* Directive *
Set the listing down again in full, word for word, with the pictures left out.
+++ Stored data +++
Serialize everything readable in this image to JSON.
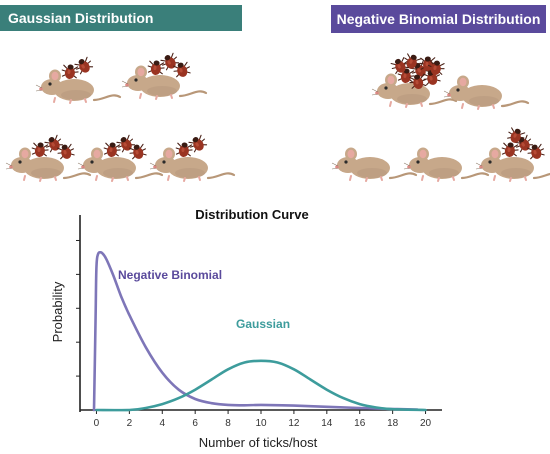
{
  "colors": {
    "gaussian": "#3d9c9c",
    "negative_binomial": "#6c6cb4",
    "gaussian_banner": "#3a7f7a",
    "nb_banner": "#5a4a9c",
    "tick": "#9a3422",
    "mouse": "#c7a88a"
  },
  "panels": {
    "gaussian": {
      "title": "Gaussian Distribution",
      "mice": [
        {
          "ticks": 2
        },
        {
          "ticks": 3
        },
        {
          "ticks": 3
        },
        {
          "ticks": 3
        },
        {
          "ticks": 2
        }
      ]
    },
    "negative_binomial": {
      "title": "Negative Binomial  Distribution",
      "mice": [
        {
          "ticks": 8
        },
        {
          "ticks": 0
        },
        {
          "ticks": 0
        },
        {
          "ticks": 0
        },
        {
          "ticks": 4
        }
      ]
    },
    "tick_icon": "tick-icon",
    "mouse_icon": "mouse-icon"
  },
  "chart_data": {
    "type": "line",
    "title": "Distribution Curve",
    "xlabel": "Number of ticks/host",
    "ylabel": "Probability",
    "xlim": [
      -1,
      21
    ],
    "ylim": [
      0,
      1.05
    ],
    "xticks": [
      0,
      2,
      4,
      6,
      8,
      10,
      12,
      14,
      16,
      18,
      20
    ],
    "yticks": [
      0.2,
      0.4,
      0.6,
      0.8,
      1.0
    ],
    "grid": false,
    "series": [
      {
        "name": "Negative Binomial",
        "color": "#7e76b8",
        "x": [
          -0.15,
          -0.05,
          0,
          0.1,
          0.25,
          0.4,
          0.6,
          1.0,
          1.5,
          2.0,
          3.0,
          4.0,
          5.0,
          6.0,
          7.0,
          8.0,
          9.0,
          10.0,
          12.0,
          14.0,
          16.0,
          18.0,
          19.5
        ],
        "y": [
          0.0,
          0.55,
          0.85,
          0.92,
          0.93,
          0.92,
          0.89,
          0.8,
          0.67,
          0.56,
          0.37,
          0.22,
          0.12,
          0.065,
          0.04,
          0.03,
          0.028,
          0.03,
          0.026,
          0.019,
          0.012,
          0.006,
          0.003
        ]
      },
      {
        "name": "Gaussian",
        "color": "#3d9c9c",
        "x": [
          0,
          2,
          3,
          4,
          5,
          6,
          7,
          8,
          9,
          10,
          11,
          12,
          13,
          14,
          15,
          16,
          17,
          18,
          20
        ],
        "y": [
          0.0,
          0.0,
          0.012,
          0.035,
          0.07,
          0.12,
          0.18,
          0.24,
          0.28,
          0.29,
          0.28,
          0.24,
          0.18,
          0.12,
          0.07,
          0.035,
          0.015,
          0.005,
          0.0
        ]
      }
    ],
    "annotations": [
      {
        "text": "Negative Binomial",
        "series": "Negative Binomial"
      },
      {
        "text": "Gaussian",
        "series": "Gaussian"
      }
    ]
  }
}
+++
* Expected output *
Serialize everything readable in this image to JSON.
{
  "colors": {
    "gaussian": "#3d9c9c",
    "negative_binomial": "#6c6cb4",
    "gaussian_banner": "#3a7f7a",
    "nb_banner": "#5a4a9c",
    "tick": "#9a3422",
    "mouse": "#c7a88a"
  },
  "panels": {
    "gaussian": {
      "title": "Gaussian Distribution",
      "mice": [
        {
          "ticks": 2
        },
        {
          "ticks": 3
        },
        {
          "ticks": 3
        },
        {
          "ticks": 3
        },
        {
          "ticks": 2
        }
      ]
    },
    "negative_binomial": {
      "title": "Negative Binomial  Distribution",
      "mice": [
        {
          "ticks": 8
        },
        {
          "ticks": 0
        },
        {
          "ticks": 0
        },
        {
          "ticks": 0
        },
        {
          "ticks": 4
        }
      ]
    },
    "tick_icon": "tick-icon",
    "mouse_icon": "mouse-icon"
  },
  "chart_data": {
    "type": "line",
    "title": "Distribution Curve",
    "xlabel": "Number of ticks/host",
    "ylabel": "Probability",
    "xlim": [
      -1,
      21
    ],
    "ylim": [
      0,
      1.05
    ],
    "xticks": [
      0,
      2,
      4,
      6,
      8,
      10,
      12,
      14,
      16,
      18,
      20
    ],
    "yticks": [
      0.2,
      0.4,
      0.6,
      0.8,
      1.0
    ],
    "grid": false,
    "series": [
      {
        "name": "Negative Binomial",
        "color": "#7e76b8",
        "x": [
          -0.15,
          -0.05,
          0,
          0.1,
          0.25,
          0.4,
          0.6,
          1.0,
          1.5,
          2.0,
          3.0,
          4.0,
          5.0,
          6.0,
          7.0,
          8.0,
          9.0,
          10.0,
          12.0,
          14.0,
          16.0,
          18.0,
          19.5
        ],
        "y": [
          0.0,
          0.55,
          0.85,
          0.92,
          0.93,
          0.92,
          0.89,
          0.8,
          0.67,
          0.56,
          0.37,
          0.22,
          0.12,
          0.065,
          0.04,
          0.03,
          0.028,
          0.03,
          0.026,
          0.019,
          0.012,
          0.006,
          0.003
        ]
      },
      {
        "name": "Gaussian",
        "color": "#3d9c9c",
        "x": [
          0,
          2,
          3,
          4,
          5,
          6,
          7,
          8,
          9,
          10,
          11,
          12,
          13,
          14,
          15,
          16,
          17,
          18,
          20
        ],
        "y": [
          0.0,
          0.0,
          0.012,
          0.035,
          0.07,
          0.12,
          0.18,
          0.24,
          0.28,
          0.29,
          0.28,
          0.24,
          0.18,
          0.12,
          0.07,
          0.035,
          0.015,
          0.005,
          0.0
        ]
      }
    ],
    "annotations": [
      {
        "text": "Negative Binomial",
        "series": "Negative Binomial"
      },
      {
        "text": "Gaussian",
        "series": "Gaussian"
      }
    ]
  }
}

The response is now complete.